■ **Aim of the exercise**
Scan the records for the word "prochains". Copy each line that includes it.

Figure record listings
^^^^^^^^^^^^^^^^

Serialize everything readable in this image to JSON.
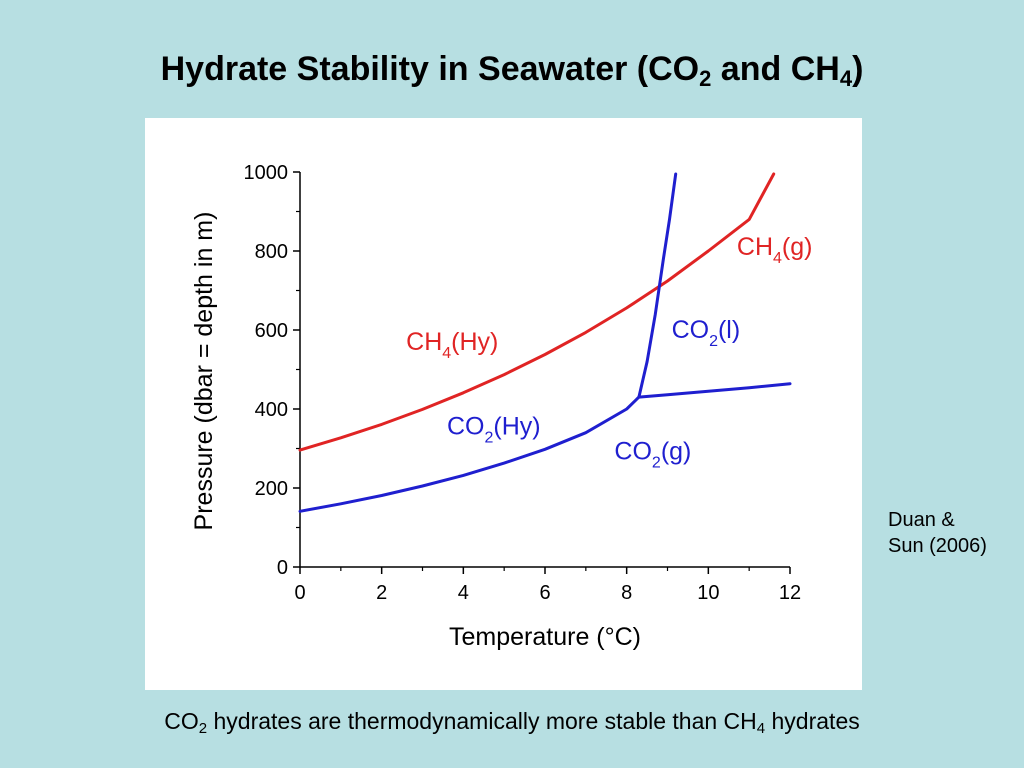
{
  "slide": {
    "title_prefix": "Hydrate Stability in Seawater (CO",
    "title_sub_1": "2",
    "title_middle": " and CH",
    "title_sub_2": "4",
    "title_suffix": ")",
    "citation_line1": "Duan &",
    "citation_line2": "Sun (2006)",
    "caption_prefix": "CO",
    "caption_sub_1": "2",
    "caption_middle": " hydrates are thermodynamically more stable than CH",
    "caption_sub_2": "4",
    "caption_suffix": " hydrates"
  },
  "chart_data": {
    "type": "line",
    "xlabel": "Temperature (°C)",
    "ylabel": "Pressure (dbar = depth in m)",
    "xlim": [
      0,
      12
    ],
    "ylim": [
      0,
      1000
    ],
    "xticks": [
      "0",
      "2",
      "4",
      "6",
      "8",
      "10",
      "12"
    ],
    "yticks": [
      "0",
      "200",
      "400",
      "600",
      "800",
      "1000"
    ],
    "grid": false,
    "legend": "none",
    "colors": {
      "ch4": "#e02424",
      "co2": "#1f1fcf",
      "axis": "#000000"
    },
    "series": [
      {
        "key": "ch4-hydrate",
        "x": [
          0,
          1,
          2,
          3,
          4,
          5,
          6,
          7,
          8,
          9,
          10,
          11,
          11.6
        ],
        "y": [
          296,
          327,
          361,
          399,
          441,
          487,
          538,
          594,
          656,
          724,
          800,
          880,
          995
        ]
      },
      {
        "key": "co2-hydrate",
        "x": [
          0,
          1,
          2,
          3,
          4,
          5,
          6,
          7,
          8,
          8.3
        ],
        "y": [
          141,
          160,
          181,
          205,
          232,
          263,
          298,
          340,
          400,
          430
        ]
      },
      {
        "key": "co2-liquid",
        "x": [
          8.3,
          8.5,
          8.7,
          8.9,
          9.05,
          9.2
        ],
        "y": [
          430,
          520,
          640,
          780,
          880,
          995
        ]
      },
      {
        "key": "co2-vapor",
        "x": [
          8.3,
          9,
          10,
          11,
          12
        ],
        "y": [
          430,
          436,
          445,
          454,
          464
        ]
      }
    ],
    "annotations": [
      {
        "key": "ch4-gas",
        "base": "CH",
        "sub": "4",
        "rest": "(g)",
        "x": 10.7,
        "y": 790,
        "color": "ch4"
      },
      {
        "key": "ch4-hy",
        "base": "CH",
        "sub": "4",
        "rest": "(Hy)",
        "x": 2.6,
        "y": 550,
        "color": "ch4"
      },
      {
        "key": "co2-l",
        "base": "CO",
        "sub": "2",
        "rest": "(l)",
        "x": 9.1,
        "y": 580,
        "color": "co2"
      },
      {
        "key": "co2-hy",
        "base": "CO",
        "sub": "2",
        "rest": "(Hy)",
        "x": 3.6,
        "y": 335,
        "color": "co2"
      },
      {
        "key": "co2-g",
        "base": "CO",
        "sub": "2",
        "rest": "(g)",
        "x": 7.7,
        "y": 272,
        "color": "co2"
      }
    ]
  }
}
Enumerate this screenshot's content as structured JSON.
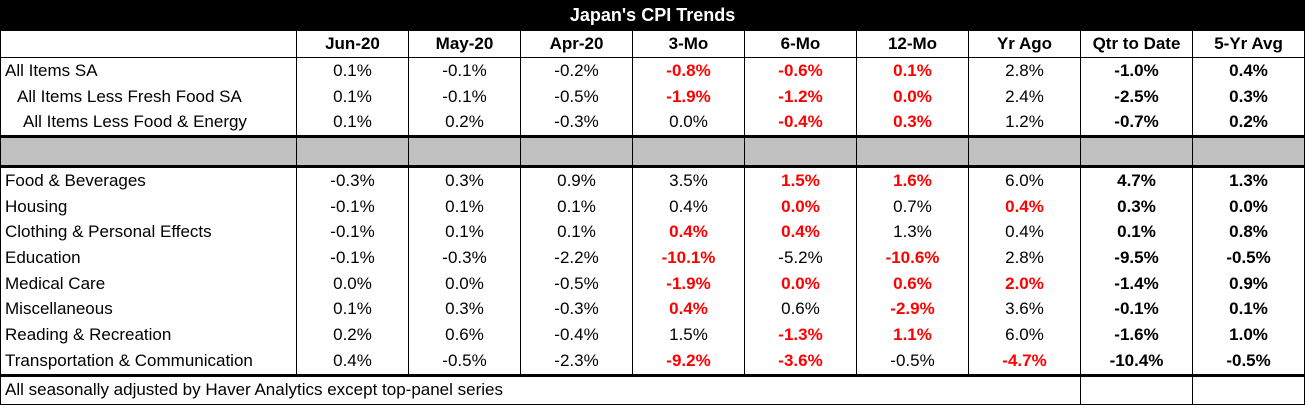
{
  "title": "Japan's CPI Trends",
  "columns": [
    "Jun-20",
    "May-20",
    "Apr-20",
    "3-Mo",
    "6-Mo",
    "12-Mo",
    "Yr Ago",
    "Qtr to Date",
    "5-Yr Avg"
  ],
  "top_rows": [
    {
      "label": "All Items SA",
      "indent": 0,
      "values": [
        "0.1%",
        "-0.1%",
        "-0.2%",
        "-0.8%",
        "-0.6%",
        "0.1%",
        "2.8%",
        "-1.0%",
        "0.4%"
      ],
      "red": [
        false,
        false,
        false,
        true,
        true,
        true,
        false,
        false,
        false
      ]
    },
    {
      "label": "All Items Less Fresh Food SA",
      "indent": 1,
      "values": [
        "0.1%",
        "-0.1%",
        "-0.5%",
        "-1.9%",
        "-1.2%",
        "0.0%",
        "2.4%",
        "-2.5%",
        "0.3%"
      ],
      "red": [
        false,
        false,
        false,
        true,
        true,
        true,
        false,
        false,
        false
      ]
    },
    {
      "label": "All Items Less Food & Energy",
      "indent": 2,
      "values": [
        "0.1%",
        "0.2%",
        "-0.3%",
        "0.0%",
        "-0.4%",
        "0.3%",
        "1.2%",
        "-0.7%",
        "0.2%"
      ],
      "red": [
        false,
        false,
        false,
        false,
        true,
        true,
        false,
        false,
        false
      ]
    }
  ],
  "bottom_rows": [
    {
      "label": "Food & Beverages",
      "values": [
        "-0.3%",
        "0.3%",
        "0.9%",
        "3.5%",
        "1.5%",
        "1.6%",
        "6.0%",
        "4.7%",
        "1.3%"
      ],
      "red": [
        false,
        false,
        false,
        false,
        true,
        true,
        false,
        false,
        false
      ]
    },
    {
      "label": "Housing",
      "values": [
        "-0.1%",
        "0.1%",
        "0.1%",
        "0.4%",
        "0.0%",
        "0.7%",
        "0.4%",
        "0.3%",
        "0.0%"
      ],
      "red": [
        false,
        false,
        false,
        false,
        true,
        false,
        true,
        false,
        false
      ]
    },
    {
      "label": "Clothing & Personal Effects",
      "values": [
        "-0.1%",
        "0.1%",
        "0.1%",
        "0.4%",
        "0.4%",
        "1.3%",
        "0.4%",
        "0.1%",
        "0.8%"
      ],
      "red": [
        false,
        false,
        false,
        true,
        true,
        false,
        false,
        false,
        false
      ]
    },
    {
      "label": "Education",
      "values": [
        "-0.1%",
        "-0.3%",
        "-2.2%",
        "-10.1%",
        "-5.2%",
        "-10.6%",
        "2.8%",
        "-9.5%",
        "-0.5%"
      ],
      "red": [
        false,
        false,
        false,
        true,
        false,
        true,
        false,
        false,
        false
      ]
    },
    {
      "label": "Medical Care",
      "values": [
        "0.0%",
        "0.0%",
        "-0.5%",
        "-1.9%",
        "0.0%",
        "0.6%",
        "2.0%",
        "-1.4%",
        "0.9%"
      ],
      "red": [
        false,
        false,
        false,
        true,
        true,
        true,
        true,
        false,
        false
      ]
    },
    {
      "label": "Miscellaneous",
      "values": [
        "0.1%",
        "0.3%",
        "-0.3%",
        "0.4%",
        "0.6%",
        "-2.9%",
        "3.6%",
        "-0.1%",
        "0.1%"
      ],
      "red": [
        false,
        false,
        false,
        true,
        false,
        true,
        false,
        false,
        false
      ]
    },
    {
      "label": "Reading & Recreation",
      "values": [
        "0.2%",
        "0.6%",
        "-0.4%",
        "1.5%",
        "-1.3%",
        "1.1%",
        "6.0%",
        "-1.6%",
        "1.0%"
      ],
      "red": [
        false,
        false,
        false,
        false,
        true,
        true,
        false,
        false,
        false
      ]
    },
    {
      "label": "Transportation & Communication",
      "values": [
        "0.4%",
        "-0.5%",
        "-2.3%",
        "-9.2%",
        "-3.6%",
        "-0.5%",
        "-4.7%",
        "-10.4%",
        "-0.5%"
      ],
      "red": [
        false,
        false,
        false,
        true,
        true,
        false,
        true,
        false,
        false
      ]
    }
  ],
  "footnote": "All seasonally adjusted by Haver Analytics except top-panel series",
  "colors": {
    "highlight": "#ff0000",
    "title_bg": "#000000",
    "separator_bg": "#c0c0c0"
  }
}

^^^^^^^^^^^^^^^^

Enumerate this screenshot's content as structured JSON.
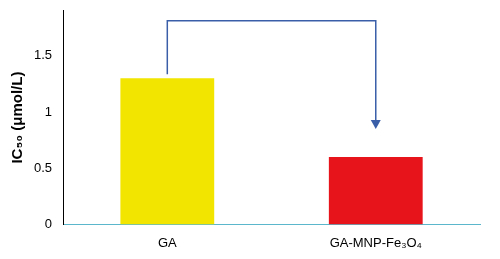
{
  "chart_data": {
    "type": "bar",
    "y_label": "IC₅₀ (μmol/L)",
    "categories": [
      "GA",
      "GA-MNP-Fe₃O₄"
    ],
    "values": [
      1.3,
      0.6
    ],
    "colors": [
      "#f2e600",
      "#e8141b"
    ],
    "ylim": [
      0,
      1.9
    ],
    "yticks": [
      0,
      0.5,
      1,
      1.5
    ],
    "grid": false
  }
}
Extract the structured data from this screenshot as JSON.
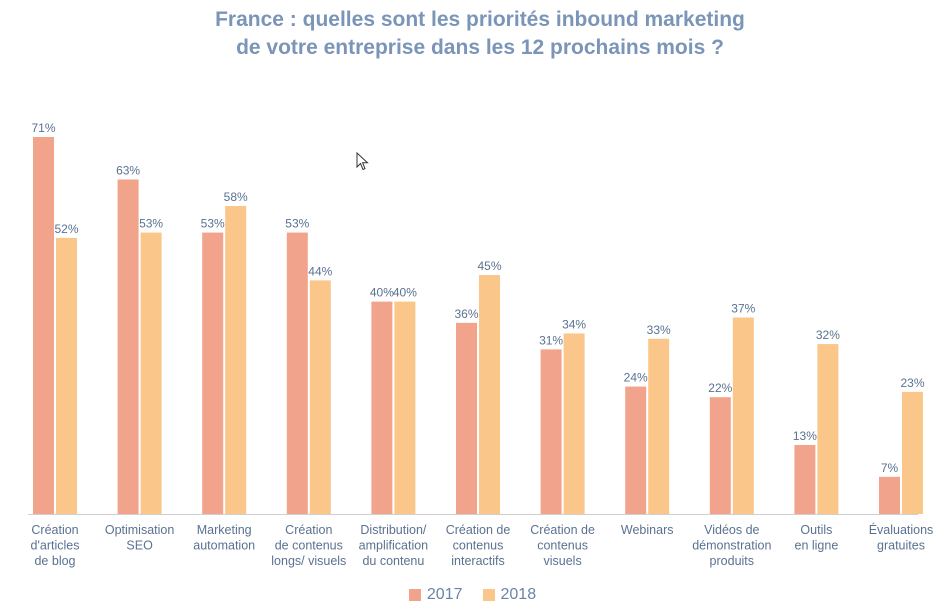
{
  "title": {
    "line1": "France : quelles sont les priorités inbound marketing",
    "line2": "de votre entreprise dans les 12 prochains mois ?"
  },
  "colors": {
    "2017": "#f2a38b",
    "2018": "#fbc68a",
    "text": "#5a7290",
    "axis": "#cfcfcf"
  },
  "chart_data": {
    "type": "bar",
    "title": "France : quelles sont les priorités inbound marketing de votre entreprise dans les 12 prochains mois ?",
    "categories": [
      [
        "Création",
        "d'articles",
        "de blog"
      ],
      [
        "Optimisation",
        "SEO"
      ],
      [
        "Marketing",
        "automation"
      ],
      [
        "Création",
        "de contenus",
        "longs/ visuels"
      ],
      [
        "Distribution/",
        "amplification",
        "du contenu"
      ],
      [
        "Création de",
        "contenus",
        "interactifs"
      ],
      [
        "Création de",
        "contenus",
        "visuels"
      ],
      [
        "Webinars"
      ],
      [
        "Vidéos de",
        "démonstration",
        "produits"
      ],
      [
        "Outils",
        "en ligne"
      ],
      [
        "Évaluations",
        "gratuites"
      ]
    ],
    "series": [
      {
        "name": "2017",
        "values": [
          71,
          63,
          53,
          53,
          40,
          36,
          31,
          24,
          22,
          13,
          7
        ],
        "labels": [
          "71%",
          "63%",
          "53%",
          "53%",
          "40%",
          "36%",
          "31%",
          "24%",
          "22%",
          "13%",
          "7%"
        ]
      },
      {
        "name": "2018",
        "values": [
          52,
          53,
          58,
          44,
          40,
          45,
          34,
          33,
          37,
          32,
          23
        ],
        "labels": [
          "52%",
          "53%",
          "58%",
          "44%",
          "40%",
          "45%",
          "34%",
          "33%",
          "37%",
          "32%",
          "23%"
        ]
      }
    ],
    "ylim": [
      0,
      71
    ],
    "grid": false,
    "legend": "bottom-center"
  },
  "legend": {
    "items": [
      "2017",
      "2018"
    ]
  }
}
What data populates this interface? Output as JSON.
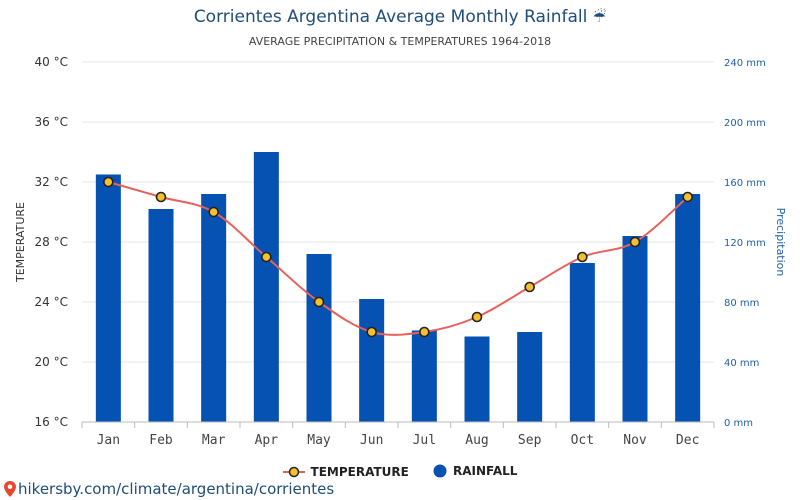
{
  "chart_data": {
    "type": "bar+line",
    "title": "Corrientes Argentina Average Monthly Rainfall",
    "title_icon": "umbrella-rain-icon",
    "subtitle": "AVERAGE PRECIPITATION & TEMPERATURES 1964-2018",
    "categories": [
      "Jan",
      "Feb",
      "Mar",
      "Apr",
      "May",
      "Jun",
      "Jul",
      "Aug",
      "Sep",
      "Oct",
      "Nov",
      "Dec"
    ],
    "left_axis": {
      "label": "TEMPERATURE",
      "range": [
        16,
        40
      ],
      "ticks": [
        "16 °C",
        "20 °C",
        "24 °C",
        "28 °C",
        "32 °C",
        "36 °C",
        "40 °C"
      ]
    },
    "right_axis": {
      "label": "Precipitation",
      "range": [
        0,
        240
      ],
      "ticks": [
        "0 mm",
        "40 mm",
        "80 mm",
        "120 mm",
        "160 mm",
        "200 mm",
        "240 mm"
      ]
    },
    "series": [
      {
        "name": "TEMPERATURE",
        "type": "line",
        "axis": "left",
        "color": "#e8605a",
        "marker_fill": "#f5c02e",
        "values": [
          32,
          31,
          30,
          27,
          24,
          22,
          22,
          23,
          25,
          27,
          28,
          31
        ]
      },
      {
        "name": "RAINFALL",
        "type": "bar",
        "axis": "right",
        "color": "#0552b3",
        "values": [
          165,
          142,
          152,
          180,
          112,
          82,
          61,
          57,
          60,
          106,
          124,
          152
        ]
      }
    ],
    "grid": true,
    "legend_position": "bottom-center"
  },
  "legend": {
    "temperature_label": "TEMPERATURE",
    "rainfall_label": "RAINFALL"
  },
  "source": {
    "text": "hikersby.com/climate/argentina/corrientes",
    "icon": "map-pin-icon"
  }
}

^^^^^^^^^^^^^^^^

■ **Task solution**
    "line2": "de votre entreprise dans les 12 prochains mois ?"
    "title": "France : quelles sont les priorités inbound marketing de votre entreprise dans les 12 prochains mois ?",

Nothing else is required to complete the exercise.